<<<<

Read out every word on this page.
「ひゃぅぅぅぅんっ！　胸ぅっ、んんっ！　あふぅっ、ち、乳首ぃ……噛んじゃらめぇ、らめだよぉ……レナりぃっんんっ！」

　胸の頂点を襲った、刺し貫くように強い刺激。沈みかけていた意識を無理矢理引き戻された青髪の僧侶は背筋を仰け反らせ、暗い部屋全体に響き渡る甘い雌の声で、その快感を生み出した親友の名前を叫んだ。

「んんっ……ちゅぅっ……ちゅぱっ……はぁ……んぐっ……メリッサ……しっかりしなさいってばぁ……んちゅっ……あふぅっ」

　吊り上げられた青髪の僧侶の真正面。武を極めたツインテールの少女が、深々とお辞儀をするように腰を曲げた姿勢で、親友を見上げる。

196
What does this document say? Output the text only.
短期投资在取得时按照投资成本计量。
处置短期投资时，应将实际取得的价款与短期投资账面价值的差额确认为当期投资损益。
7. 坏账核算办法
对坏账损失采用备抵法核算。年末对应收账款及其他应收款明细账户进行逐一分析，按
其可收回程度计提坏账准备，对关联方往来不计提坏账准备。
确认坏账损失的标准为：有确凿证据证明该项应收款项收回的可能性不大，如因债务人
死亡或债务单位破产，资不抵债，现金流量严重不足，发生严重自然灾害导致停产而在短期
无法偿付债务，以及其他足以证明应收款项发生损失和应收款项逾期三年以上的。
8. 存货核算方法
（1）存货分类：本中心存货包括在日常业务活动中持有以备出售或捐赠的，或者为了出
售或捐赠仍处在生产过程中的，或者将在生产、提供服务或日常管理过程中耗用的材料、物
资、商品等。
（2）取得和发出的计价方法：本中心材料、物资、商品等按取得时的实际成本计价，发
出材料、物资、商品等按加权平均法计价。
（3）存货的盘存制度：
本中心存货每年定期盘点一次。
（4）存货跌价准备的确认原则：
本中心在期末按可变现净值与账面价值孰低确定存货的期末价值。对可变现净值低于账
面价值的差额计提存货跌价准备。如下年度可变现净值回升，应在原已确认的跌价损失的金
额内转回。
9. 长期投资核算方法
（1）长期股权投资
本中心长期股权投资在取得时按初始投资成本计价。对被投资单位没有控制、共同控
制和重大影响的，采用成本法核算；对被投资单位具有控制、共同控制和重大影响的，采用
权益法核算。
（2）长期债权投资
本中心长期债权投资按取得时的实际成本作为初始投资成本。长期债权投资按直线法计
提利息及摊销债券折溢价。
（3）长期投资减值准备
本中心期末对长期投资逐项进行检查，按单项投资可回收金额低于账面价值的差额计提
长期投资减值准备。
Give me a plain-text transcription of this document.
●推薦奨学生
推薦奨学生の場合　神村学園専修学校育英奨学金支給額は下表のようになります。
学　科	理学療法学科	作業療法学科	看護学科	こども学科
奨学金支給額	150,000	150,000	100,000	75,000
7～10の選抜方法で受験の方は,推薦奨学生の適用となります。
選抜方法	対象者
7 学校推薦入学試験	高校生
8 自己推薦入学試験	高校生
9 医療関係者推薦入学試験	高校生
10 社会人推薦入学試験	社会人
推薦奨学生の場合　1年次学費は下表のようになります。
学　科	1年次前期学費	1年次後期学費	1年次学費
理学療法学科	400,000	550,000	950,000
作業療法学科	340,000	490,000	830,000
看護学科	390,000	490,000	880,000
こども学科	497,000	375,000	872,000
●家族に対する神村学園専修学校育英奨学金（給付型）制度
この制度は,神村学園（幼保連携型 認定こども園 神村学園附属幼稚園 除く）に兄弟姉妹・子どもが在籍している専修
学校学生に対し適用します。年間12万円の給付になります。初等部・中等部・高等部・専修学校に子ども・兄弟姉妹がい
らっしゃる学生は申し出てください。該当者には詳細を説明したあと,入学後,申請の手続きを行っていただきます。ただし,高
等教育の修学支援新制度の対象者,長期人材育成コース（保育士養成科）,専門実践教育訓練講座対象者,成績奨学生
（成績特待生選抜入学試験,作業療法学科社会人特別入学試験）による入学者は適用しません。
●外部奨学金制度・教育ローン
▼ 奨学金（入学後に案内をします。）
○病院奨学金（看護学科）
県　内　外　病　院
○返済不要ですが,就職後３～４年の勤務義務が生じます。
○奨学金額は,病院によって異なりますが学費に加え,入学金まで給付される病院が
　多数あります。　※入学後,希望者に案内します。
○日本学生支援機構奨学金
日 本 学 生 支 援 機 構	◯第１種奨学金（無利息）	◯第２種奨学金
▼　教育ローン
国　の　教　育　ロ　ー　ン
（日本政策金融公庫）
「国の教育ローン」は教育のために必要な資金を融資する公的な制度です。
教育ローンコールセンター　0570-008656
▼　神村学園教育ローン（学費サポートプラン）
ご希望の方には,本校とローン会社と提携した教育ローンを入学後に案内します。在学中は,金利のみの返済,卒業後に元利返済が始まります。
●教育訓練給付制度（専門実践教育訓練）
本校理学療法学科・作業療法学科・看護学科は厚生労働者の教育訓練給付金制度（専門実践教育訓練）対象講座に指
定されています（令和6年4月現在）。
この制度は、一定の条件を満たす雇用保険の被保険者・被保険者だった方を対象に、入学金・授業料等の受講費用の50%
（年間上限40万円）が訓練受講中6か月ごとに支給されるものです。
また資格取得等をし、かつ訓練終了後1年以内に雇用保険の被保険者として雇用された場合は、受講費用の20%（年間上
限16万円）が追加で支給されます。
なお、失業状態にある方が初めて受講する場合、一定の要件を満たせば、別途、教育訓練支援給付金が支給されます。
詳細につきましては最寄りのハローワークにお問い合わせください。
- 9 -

>>>>

> _WHAT TO PRODUCE_: Exactly reproduce all of the entries above.

> _EXERCISE OUTPUT_:
Read out every word on this page.
「ひゃぅぅぅぅんっ！　胸ぅっ、んんっ！　あふぅっ、ち、乳首ぃ……噛んじゃらめぇ、らめだよぉ……レナりぃっんんっ！」

　胸の頂点を襲った、刺し貫くように強い刺激。沈みかけていた意識を無理矢理引き戻された青髪の僧侶は背筋を仰け反らせ、暗い部屋全体に響き渡る甘い雌の声で、その快感を生み出した親友の名前を叫んだ。

「んんっ……ちゅぅっ……ちゅぱっ……はぁ……んぐっ……メリッサ……しっかりしなさいってばぁ……んちゅっ……あふぅっ」

　吊り上げられた青髪の僧侶の真正面。武を極めたツインテールの少女が、深々とお辞儀をするように腰を曲げた姿勢で、親友を見上げる。

196
What does this document say? Output the text only.
短期投资在取得时按照投资成本计量。
处置短期投资时，应将实际取得的价款与短期投资账面价值的差额确认为当期投资损益。
7. 坏账核算办法
对坏账损失采用备抵法核算。年末对应收账款及其他应收款明细账户进行逐一分析，按
其可收回程度计提坏账准备，对关联方往来不计提坏账准备。
确认坏账损失的标准为：有确凿证据证明该项应收款项收回的可能性不大，如因债务人
死亡或债务单位破产，资不抵债，现金流量严重不足，发生严重自然灾害导致停产而在短期
无法偿付债务，以及其他足以证明应收款项发生损失和应收款项逾期三年以上的。
8. 存货核算方法
（1）存货分类：本中心存货包括在日常业务活动中持有以备出售或捐赠的，或者为了出
售或捐赠仍处在生产过程中的，或者将在生产、提供服务或日常管理过程中耗用的材料、物
资、商品等。
（2）取得和发出的计价方法：本中心材料、物资、商品等按取得时的实际成本计价，发
出材料、物资、商品等按加权平均法计价。
（3）存货的盘存制度：
本中心存货每年定期盘点一次。
（4）存货跌价准备的确认原则：
本中心在期末按可变现净值与账面价值孰低确定存货的期末价值。对可变现净值低于账
面价值的差额计提存货跌价准备。如下年度可变现净值回升，应在原已确认的跌价损失的金
额内转回。
9. 长期投资核算方法
（1）长期股权投资
本中心长期股权投资在取得时按初始投资成本计价。对被投资单位没有控制、共同控
制和重大影响的，采用成本法核算；对被投资单位具有控制、共同控制和重大影响的，采用
权益法核算。
（2）长期债权投资
本中心长期债权投资按取得时的实际成本作为初始投资成本。长期债权投资按直线法计
提利息及摊销债券折溢价。
（3）长期投资减值准备
本中心期末对长期投资逐项进行检查，按单项投资可回收金额低于账面价值的差额计提
长期投资减值准备。
Give me a plain-text transcription of this document.
●推薦奨学生
推薦奨学生の場合　神村学園専修学校育英奨学金支給額は下表のようになります。
学　科	理学療法学科	作業療法学科	看護学科	こども学科
奨学金支給額	150,000	150,000	100,000	75,000
7～10の選抜方法で受験の方は,推薦奨学生の適用となります。
選抜方法	対象者
7 学校推薦入学試験	高校生
8 自己推薦入学試験	高校生
9 医療関係者推薦入学試験	高校生
10 社会人推薦入学試験	社会人
推薦奨学生の場合　1年次学費は下表のようになります。
学　科	1年次前期学費	1年次後期学費	1年次学費
理学療法学科	400,000	550,000	950,000
作業療法学科	340,000	490,000	830,000
看護学科	390,000	490,000	880,000
こども学科	497,000	375,000	872,000
●家族に対する神村学園専修学校育英奨学金（給付型）制度
この制度は,神村学園（幼保連携型 認定こども園 神村学園附属幼稚園 除く）に兄弟姉妹・子どもが在籍している専修
学校学生に対し適用します。年間12万円の給付になります。初等部・中等部・高等部・専修学校に子ども・兄弟姉妹がい
らっしゃる学生は申し出てください。該当者には詳細を説明したあと,入学後,申請の手続きを行っていただきます。ただし,高
等教育の修学支援新制度の対象者,長期人材育成コース（保育士養成科）,専門実践教育訓練講座対象者,成績奨学生
（成績特待生選抜入学試験,作業療法学科社会人特別入学試験）による入学者は適用しません。
●外部奨学金制度・教育ローン
▼ 奨学金（入学後に案内をします。）
○病院奨学金（看護学科）
県　内　外　病　院
○返済不要ですが,就職後３～４年の勤務義務が生じます。
○奨学金額は,病院によって異なりますが学費に加え,入学金まで給付される病院が
　多数あります。　※入学後,希望者に案内します。
○日本学生支援機構奨学金
日 本 学 生 支 援 機 構	◯第１種奨学金（無利息）	◯第２種奨学金
▼　教育ローン
国　の　教　育　ロ　ー　ン
（日本政策金融公庫）
「国の教育ローン」は教育のために必要な資金を融資する公的な制度です。
教育ローンコールセンター　0570-008656
▼　神村学園教育ローン（学費サポートプラン）
ご希望の方には,本校とローン会社と提携した教育ローンを入学後に案内します。在学中は,金利のみの返済,卒業後に元利返済が始まります。
●教育訓練給付制度（専門実践教育訓練）
本校理学療法学科・作業療法学科・看護学科は厚生労働者の教育訓練給付金制度（専門実践教育訓練）対象講座に指
定されています（令和6年4月現在）。
この制度は、一定の条件を満たす雇用保険の被保険者・被保険者だった方を対象に、入学金・授業料等の受講費用の50%
（年間上限40万円）が訓練受講中6か月ごとに支給されるものです。
また資格取得等をし、かつ訓練終了後1年以内に雇用保険の被保険者として雇用された場合は、受講費用の20%（年間上
限16万円）が追加で支給されます。
なお、失業状態にある方が初めて受講する場合、一定の要件を満たせば、別途、教育訓練支援給付金が支給されます。
詳細につきましては最寄りのハローワークにお問い合わせください。
- 9 -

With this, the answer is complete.